* _Requirement 1_:
Summarize the entry on the film Torno a vivere da solo in two sentences.
* _Requirement 2_:
Pick up the entry on the film Torno a vivere da solo after its final sentence and keep writing it.

- Directed by: Jerry Calà
- Written by: Jerry Calà Gino Capone
- Produced by: Massimiliano Caroletti
- Starring: Jerry Calà; Enzo Iacchetti; Tosca D'Aquino; Paolo Villaggio; Éva Henger; Don Johnson; Randi Ingerman;
- Cinematography: Duccio Cimatti
- Music by: Umberto Smaila
- Release date: 5 December 2008;
- Running time: 104 minutes
- Country: Italy
- Language: Italian

= Torno a vivere da solo =

Torno a vivere da solo (I'll be back to living alone) is a 2008 Italian comedy film written, directed and starred by Jerry Calà. It is the sequel of Marco Risi's Vado a vivere da solo (1982).

* _Excerpted records_:
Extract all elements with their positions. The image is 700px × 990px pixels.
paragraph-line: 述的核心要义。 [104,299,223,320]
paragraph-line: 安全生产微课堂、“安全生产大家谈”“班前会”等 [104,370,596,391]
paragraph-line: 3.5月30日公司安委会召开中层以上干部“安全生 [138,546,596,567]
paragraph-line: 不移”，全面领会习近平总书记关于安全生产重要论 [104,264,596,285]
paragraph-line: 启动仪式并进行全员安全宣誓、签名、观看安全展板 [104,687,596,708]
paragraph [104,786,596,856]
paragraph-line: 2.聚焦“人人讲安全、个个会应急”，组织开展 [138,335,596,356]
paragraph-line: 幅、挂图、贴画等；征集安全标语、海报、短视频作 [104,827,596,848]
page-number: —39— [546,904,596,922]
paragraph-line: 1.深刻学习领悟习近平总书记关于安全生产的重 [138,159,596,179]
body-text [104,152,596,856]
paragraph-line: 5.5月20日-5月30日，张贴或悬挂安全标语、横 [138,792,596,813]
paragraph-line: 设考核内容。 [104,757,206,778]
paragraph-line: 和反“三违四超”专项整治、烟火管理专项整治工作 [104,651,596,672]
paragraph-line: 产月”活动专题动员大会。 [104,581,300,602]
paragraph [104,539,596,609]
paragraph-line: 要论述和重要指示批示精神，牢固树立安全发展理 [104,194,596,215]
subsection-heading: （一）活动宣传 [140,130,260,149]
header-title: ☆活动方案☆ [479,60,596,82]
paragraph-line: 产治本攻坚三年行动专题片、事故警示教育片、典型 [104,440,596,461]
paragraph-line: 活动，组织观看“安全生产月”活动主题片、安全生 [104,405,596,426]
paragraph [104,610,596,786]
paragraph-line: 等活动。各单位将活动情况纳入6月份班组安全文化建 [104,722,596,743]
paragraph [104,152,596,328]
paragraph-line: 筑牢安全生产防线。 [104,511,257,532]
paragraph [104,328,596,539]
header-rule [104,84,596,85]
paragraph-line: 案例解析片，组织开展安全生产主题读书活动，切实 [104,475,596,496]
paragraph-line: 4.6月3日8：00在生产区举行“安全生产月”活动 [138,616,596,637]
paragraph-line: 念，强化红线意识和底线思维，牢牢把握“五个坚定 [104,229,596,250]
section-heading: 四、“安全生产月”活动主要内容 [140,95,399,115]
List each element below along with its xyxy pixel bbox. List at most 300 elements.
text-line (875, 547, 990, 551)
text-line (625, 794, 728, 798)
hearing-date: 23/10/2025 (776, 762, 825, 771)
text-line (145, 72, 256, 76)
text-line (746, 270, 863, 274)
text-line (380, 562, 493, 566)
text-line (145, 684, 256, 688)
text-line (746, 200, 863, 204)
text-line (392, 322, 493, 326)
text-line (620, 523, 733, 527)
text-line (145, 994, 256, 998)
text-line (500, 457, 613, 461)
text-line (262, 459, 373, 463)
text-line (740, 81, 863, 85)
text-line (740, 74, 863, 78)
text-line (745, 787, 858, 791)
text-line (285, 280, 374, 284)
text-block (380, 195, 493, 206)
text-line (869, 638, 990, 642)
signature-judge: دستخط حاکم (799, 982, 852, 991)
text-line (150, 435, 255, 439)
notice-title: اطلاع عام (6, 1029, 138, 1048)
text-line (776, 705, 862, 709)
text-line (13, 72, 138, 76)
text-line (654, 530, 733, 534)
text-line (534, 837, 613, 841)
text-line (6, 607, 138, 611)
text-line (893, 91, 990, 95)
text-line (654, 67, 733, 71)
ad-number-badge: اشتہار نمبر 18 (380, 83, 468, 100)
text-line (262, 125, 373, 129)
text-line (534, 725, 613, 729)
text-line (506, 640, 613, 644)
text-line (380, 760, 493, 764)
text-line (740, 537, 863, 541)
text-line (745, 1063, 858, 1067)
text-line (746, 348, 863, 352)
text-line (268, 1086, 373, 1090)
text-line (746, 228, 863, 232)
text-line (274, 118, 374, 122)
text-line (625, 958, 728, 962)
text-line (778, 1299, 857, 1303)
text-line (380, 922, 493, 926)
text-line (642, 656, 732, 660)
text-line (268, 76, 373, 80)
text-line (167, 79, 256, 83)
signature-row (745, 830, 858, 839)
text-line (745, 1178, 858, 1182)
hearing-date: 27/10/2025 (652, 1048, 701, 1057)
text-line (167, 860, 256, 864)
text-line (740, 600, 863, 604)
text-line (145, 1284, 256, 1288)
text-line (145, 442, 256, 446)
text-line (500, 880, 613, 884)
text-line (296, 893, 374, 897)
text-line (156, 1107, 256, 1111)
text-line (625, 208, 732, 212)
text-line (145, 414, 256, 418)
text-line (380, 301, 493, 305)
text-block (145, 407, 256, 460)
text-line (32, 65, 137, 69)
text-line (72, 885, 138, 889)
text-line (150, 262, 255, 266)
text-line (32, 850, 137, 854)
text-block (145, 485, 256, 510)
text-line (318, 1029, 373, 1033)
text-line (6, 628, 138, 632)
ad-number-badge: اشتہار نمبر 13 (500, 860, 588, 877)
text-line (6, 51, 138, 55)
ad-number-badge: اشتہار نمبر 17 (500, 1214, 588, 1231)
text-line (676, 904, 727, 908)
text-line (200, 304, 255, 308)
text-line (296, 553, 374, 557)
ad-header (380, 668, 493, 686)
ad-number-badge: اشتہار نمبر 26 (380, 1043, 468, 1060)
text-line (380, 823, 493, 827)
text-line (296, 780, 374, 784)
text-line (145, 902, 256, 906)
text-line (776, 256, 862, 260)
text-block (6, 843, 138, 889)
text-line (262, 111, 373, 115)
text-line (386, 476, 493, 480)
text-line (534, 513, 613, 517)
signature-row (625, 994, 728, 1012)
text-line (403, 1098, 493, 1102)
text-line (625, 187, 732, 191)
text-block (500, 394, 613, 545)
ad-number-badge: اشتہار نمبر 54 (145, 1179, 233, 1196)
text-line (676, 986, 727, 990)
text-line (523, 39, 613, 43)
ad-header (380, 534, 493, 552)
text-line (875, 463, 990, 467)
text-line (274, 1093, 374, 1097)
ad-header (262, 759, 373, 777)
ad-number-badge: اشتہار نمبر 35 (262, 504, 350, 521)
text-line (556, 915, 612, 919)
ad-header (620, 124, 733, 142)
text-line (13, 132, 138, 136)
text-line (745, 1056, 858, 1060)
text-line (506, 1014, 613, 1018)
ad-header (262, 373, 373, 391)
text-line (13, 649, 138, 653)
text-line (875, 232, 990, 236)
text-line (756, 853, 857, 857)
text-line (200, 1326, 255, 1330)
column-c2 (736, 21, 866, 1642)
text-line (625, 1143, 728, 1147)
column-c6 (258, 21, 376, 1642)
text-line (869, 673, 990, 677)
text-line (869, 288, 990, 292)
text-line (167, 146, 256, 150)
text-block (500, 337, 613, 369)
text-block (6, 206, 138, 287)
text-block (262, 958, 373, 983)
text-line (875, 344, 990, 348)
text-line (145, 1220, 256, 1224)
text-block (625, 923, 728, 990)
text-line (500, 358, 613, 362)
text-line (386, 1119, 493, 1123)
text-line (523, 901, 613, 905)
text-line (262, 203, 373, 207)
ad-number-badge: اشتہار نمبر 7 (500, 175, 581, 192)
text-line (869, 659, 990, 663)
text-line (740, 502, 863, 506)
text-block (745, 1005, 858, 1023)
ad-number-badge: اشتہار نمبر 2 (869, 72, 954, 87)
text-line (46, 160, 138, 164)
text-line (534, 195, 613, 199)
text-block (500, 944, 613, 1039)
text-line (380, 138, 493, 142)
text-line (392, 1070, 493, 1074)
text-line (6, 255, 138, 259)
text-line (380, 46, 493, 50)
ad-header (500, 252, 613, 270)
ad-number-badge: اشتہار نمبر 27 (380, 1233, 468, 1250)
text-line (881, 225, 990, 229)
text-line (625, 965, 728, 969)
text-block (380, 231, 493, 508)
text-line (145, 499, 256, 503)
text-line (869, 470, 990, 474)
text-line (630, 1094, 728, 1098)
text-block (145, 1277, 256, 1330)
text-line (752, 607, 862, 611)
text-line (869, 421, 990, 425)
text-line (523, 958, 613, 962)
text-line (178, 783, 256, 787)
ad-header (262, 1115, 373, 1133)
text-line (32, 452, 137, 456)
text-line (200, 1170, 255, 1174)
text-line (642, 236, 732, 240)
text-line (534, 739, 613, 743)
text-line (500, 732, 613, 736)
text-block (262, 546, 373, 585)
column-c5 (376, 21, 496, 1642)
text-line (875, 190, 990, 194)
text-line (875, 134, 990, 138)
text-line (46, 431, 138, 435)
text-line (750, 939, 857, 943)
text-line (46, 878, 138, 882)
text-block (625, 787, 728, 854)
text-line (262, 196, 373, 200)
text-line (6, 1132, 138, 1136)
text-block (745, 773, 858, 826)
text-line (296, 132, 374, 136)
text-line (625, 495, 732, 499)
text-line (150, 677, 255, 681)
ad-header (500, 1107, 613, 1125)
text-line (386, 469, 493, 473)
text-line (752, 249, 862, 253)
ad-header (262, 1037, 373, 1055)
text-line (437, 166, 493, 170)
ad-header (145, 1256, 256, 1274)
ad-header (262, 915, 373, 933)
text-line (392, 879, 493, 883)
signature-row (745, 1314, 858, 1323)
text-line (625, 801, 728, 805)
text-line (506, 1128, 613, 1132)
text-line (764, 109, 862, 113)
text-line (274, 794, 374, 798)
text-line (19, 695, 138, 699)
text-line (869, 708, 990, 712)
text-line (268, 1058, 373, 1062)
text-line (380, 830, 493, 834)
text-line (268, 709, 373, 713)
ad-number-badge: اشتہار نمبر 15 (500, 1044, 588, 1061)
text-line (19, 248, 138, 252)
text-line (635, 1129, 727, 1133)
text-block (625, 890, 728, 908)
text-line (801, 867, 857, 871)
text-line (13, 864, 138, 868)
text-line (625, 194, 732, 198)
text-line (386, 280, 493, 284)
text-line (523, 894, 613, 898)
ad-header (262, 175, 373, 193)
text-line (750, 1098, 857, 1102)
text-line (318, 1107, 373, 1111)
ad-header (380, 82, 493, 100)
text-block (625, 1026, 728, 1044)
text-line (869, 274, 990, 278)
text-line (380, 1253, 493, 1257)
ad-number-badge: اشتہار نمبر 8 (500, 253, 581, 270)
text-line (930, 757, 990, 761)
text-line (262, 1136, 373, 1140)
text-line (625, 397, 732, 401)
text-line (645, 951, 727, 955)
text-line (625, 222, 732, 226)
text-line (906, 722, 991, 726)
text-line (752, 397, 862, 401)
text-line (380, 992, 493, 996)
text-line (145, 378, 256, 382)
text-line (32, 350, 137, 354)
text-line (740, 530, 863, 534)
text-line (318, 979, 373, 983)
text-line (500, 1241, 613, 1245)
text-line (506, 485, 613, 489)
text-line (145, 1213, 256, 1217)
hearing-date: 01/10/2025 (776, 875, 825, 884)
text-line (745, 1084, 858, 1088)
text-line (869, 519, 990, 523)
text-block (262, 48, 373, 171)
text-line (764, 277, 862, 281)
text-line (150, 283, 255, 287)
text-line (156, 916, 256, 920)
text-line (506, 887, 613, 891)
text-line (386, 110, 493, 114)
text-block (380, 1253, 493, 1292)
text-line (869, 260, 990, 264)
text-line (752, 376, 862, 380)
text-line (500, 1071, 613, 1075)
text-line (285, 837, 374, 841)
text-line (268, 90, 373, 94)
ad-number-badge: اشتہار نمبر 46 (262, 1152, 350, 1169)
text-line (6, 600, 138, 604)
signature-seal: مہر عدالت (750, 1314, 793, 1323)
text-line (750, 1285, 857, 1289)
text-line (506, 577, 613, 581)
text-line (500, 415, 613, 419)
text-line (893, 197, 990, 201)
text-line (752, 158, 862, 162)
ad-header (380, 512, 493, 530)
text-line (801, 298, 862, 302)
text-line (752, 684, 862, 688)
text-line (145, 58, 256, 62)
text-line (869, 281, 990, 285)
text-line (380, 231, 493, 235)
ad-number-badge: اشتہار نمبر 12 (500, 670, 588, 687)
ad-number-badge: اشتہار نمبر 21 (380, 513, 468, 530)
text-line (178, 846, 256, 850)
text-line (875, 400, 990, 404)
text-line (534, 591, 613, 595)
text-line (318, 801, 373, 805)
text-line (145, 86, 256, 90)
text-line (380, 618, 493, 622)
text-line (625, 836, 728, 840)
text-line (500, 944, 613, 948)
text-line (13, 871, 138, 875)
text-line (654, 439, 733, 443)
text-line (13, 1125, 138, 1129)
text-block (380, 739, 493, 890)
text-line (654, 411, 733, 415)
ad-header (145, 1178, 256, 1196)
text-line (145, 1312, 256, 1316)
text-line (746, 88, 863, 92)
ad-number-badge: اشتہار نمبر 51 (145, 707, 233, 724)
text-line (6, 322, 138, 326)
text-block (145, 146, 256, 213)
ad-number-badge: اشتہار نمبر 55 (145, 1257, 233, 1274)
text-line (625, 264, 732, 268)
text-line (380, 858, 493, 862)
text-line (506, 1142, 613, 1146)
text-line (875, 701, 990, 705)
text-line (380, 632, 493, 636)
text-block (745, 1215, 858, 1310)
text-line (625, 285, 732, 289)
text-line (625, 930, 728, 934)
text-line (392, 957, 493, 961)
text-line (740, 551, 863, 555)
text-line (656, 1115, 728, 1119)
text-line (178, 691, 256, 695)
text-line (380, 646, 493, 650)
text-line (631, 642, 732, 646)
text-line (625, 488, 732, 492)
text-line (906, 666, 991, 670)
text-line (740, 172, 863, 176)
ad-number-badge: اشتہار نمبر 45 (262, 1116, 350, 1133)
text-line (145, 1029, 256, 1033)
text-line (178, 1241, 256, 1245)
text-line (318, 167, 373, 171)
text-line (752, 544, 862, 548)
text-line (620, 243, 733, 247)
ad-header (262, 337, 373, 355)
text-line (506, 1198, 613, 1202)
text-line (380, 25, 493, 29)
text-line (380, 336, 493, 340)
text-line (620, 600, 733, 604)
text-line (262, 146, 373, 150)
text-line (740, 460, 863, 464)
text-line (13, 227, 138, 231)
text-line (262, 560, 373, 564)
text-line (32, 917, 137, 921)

* _Reply 1_:
Torno a vivere da solo is a 2008 Italian comedy film that Jerry Calà wrote, directed and starred in, alongside Enzo Iacchetti, Tosca D'Aquino, Paolo Villaggio and others. Released on 5 December 2008 with a running time of 104 minutes, it is the sequel to Marco Risi's Vado a vivere da solo (1982).

* _Reply 2_:
== Plot ==
In Milan, Giacomo is a good real estate agent. But he fights with his wife, because he does not stand his life, and wants to be the guy globetrotter of yesteryear. The two are separated, and Giacomo tries to change his life with Jessica. However, Giacomo has to deal with the problems of the life of a grown man, because he can no longer act like a kid.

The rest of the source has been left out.